## AIM OF THE TASK
Could you print all the entries exactly?

## DATA EXTRACT

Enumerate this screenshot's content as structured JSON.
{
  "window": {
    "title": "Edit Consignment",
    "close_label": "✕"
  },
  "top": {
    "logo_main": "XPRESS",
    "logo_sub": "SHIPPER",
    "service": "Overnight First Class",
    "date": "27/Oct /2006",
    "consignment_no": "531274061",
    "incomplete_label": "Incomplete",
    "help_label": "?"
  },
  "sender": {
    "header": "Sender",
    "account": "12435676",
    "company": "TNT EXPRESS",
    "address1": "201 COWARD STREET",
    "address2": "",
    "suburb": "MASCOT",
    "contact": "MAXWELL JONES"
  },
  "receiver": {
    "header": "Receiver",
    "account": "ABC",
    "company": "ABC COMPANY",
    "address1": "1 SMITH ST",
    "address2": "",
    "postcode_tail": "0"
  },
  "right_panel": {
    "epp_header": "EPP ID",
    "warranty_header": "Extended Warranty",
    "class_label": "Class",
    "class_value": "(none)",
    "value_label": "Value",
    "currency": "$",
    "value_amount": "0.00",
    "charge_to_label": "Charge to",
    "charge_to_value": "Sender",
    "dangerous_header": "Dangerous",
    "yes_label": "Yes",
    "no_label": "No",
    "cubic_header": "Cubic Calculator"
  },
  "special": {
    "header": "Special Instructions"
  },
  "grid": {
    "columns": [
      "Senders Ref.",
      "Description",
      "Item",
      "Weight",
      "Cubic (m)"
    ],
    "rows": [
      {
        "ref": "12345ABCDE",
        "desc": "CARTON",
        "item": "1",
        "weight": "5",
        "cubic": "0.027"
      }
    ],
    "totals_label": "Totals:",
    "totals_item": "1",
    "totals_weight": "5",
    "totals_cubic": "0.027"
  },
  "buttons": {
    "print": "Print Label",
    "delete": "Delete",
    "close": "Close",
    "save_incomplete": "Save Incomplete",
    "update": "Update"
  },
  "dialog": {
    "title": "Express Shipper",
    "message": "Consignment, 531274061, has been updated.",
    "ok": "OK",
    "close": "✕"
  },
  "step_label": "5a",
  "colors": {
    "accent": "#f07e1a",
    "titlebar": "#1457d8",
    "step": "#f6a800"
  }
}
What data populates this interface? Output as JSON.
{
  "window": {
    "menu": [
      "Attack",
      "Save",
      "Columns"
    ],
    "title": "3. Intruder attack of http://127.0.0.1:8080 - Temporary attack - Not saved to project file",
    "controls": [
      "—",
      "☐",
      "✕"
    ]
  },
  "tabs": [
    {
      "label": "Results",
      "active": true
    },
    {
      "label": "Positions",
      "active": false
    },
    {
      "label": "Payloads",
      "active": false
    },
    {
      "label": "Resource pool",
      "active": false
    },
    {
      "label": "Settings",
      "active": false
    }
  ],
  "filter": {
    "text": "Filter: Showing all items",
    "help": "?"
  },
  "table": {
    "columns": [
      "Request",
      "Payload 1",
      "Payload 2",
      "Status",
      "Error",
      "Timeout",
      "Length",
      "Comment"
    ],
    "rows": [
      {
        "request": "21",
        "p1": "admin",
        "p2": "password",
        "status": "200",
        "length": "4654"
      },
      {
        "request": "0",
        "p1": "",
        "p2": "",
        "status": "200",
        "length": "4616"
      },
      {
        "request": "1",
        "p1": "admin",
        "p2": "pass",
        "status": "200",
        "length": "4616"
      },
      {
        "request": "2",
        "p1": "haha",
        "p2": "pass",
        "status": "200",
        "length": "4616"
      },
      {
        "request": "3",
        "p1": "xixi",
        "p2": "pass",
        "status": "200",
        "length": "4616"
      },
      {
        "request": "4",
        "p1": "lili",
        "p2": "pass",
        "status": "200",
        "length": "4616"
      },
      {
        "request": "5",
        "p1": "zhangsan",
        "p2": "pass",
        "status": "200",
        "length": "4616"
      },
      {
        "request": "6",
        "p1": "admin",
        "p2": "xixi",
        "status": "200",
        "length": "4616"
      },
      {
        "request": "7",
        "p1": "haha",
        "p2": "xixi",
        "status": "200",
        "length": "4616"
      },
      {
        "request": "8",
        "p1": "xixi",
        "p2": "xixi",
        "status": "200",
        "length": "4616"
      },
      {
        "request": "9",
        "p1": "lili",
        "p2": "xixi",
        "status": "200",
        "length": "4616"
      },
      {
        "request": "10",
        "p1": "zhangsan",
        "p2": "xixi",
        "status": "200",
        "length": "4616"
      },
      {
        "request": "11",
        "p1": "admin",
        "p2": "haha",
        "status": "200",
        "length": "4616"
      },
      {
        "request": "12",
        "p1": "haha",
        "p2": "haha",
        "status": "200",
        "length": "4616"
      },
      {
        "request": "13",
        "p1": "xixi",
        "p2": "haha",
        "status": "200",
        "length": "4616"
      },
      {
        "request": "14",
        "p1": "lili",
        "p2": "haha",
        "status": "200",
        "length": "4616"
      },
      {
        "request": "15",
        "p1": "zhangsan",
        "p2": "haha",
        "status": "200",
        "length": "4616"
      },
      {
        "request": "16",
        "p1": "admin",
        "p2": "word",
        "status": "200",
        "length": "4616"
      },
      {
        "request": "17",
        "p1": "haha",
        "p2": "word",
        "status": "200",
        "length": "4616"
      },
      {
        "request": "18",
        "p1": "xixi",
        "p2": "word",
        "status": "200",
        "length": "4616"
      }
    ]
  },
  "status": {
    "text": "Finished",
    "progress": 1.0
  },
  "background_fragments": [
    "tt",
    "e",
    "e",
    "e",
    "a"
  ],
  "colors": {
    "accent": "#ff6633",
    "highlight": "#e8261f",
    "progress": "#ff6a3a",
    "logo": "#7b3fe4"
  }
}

## RESPONSE TO THIS EXERCISE
Enumerate this screenshot's content as structured JSON.
{
  "window": {
    "title": "Edit Consignment",
    "close_label": "✕"
  },
  "top": {
    "logo_main": "XPRESS",
    "logo_sub": "SHIPPER",
    "service": "Overnight First Class",
    "date": "27/Oct /2006",
    "consignment_no": "531274061",
    "incomplete_label": "Incomplete",
    "help_label": "?"
  },
  "sender": {
    "header": "Sender",
    "account": "12435676",
    "company": "TNT EXPRESS",
    "address1": "201 COWARD STREET",
    "address2": "",
    "suburb": "MASCOT",
    "contact": "MAXWELL JONES"
  },
  "receiver": {
    "header": "Receiver",
    "account": "ABC",
    "company": "ABC COMPANY",
    "address1": "1 SMITH ST",
    "address2": "",
    "postcode_tail": "0"
  },
  "right_panel": {
    "epp_header": "EPP ID",
    "warranty_header": "Extended Warranty",
    "class_label": "Class",
    "class_value": "(none)",
    "value_label": "Value",
    "currency": "$",
    "value_amount": "0.00",
    "charge_to_label": "Charge to",
    "charge_to_value": "Sender",
    "dangerous_header": "Dangerous",
    "yes_label": "Yes",
    "no_label": "No",
    "cubic_header": "Cubic Calculator"
  },
  "special": {
    "header": "Special Instructions"
  },
  "grid": {
    "columns": [
      "Senders Ref.",
      "Description",
      "Item",
      "Weight",
      "Cubic (m)"
    ],
    "rows": [
      {
        "ref": "12345ABCDE",
        "desc": "CARTON",
        "item": "1",
        "weight": "5",
        "cubic": "0.027"
      }
    ],
    "totals_label": "Totals:",
    "totals_item": "1",
    "totals_weight": "5",
    "totals_cubic": "0.027"
  },
  "buttons": {
    "print": "Print Label",
    "delete": "Delete",
    "close": "Close",
    "save_incomplete": "Save Incomplete",
    "update": "Update"
  },
  "dialog": {
    "title": "Express Shipper",
    "message": "Consignment, 531274061, has been updated.",
    "ok": "OK",
    "close": "✕"
  },
  "step_label": "5a",
  "colors": {
    "accent": "#f07e1a",
    "titlebar": "#1457d8",
    "step": "#f6a800"
  }
}
What data populates this interface? Output as JSON.
{
  "window": {
    "menu": [
      "Attack",
      "Save",
      "Columns"
    ],
    "title": "3. Intruder attack of http://127.0.0.1:8080 - Temporary attack - Not saved to project file",
    "controls": [
      "—",
      "☐",
      "✕"
    ]
  },
  "tabs": [
    {
      "label": "Results",
      "active": true
    },
    {
      "label": "Positions",
      "active": false
    },
    {
      "label": "Payloads",
      "active": false
    },
    {
      "label": "Resource pool",
      "active": false
    },
    {
      "label": "Settings",
      "active": false
    }
  ],
  "filter": {
    "text": "Filter: Showing all items",
    "help": "?"
  },
  "table": {
    "columns": [
      "Request",
      "Payload 1",
      "Payload 2",
      "Status",
      "Error",
      "Timeout",
      "Length",
      "Comment"
    ],
    "rows": [
      {
        "request": "21",
        "p1": "admin",
        "p2": "password",
        "status": "200",
        "length": "4654"
      },
      {
        "request": "0",
        "p1": "",
        "p2": "",
        "status": "200",
        "length": "4616"
      },
      {
        "request": "1",
        "p1": "admin",
        "p2": "pass",
        "status": "200",
        "length": "4616"
      },
      {
        "request": "2",
        "p1": "haha",
        "p2": "pass",
        "status": "200",
        "length": "4616"
      },
      {
        "request": "3",
        "p1": "xixi",
        "p2": "pass",
        "status": "200",
        "length": "4616"
      },
      {
        "request": "4",
        "p1": "lili",
        "p2": "pass",
        "status": "200",
        "length": "4616"
      },
      {
        "request": "5",
        "p1": "zhangsan",
        "p2": "pass",
        "status": "200",
        "length": "4616"
      },
      {
        "request": "6",
        "p1": "admin",
        "p2": "xixi",
        "status": "200",
        "length": "4616"
      },
      {
        "request": "7",
        "p1": "haha",
        "p2": "xixi",
        "status": "200",
        "length": "4616"
      },
      {
        "request": "8",
        "p1": "xixi",
        "p2": "xixi",
        "status": "200",
        "length": "4616"
      },
      {
        "request": "9",
        "p1": "lili",
        "p2": "xixi",
        "status": "200",
        "length": "4616"
      },
      {
        "request": "10",
        "p1": "zhangsan",
        "p2": "xixi",
        "status": "200",
        "length": "4616"
      },
      {
        "request": "11",
        "p1": "admin",
        "p2": "haha",
        "status": "200",
        "length": "4616"
      },
      {
        "request": "12",
        "p1": "haha",
        "p2": "haha",
        "status": "200",
        "length": "4616"
      },
      {
        "request": "13",
        "p1": "xixi",
        "p2": "haha",
        "status": "200",
        "length": "4616"
      },
      {
        "request": "14",
        "p1": "lili",
        "p2": "haha",
        "status": "200",
        "length": "4616"
      },
      {
        "request": "15",
        "p1": "zhangsan",
        "p2": "haha",
        "status": "200",
        "length": "4616"
      },
      {
        "request": "16",
        "p1": "admin",
        "p2": "word",
        "status": "200",
        "length": "4616"
      },
      {
        "request": "17",
        "p1": "haha",
        "p2": "word",
        "status": "200",
        "length": "4616"
      },
      {
        "request": "18",
        "p1": "xixi",
        "p2": "word",
        "status": "200",
        "length": "4616"
      }
    ]
  },
  "status": {
    "text": "Finished",
    "progress": 1.0
  },
  "background_fragments": [
    "tt",
    "e",
    "e",
    "e",
    "a"
  ],
  "colors": {
    "accent": "#ff6633",
    "highlight": "#e8261f",
    "progress": "#ff6a3a",
    "logo": "#7b3fe4"
  }
}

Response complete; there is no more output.